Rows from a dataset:
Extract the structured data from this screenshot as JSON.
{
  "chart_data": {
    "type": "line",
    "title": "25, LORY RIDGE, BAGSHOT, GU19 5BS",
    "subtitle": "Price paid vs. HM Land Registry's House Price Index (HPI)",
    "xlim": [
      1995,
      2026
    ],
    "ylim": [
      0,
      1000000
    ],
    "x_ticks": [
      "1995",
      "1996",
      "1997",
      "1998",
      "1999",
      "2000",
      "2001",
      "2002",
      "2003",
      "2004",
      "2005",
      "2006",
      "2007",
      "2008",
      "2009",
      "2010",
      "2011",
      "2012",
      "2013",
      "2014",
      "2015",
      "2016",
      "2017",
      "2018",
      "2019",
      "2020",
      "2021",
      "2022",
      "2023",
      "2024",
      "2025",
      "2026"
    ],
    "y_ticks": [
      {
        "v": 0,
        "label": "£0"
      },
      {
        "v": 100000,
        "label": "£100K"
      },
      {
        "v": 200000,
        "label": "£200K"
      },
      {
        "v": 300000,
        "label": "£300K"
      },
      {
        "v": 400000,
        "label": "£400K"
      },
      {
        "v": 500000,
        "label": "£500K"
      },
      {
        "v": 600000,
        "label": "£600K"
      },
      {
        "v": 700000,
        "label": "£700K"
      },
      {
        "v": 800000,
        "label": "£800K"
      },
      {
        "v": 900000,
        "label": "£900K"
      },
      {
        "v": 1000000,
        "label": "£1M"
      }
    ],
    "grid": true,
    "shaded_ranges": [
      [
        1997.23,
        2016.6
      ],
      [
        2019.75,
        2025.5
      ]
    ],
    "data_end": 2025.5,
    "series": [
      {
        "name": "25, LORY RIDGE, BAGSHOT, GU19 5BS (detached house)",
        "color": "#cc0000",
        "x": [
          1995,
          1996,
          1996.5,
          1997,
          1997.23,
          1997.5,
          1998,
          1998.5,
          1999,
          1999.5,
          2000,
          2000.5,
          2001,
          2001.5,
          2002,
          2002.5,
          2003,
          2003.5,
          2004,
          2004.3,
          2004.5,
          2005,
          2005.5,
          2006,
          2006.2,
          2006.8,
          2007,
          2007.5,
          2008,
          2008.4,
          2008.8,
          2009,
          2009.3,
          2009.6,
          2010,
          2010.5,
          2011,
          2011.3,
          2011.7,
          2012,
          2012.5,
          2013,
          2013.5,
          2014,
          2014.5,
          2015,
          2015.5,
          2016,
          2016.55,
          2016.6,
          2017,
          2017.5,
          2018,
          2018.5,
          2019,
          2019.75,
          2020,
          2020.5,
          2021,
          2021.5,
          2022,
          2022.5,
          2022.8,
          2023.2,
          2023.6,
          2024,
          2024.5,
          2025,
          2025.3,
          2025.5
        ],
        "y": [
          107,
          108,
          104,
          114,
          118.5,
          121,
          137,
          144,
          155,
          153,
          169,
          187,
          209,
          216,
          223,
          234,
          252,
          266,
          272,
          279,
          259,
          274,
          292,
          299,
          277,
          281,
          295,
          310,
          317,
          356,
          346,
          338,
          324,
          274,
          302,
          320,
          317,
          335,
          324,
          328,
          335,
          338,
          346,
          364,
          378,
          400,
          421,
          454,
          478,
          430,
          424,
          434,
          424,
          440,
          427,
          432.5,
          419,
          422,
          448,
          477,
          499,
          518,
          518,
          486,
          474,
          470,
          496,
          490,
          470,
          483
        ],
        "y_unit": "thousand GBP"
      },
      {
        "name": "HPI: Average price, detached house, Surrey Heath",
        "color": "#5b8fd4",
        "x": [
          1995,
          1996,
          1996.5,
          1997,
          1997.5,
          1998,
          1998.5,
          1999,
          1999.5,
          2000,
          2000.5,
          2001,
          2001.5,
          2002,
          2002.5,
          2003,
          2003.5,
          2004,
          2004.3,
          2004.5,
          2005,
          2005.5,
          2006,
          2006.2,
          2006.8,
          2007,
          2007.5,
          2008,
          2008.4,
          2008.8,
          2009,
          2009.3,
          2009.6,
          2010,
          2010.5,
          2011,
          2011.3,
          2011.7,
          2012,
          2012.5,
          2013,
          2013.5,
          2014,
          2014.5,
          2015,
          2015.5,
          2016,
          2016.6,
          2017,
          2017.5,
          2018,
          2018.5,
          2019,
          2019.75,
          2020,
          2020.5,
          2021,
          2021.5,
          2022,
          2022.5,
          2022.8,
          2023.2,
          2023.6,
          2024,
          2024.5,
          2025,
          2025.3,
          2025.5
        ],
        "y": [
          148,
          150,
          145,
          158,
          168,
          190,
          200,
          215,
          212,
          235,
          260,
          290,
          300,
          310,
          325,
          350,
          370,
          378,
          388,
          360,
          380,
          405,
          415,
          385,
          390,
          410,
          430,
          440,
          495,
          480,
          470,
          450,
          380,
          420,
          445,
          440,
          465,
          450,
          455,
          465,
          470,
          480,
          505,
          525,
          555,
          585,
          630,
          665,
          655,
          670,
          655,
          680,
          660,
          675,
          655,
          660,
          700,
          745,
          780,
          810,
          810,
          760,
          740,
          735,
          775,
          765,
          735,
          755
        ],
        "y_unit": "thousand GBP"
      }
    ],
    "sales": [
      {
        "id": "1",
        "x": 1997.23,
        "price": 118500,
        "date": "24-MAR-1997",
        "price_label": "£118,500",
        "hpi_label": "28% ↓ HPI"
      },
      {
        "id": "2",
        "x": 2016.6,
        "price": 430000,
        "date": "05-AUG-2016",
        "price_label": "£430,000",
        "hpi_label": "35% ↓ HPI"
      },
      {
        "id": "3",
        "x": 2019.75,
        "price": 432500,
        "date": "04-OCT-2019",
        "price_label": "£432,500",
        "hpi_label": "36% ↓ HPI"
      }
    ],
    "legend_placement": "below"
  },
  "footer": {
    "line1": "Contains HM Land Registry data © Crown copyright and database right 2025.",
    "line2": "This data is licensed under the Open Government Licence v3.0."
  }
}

- Task brief: From the listing above, pick out every line containing "Registry".

- Solved exercise:
    "subtitle": "Price paid vs. HM Land Registry's House Price Index (HPI)",
    "line1": "Contains HM Land Registry data © Crown copyright and database right 2025.",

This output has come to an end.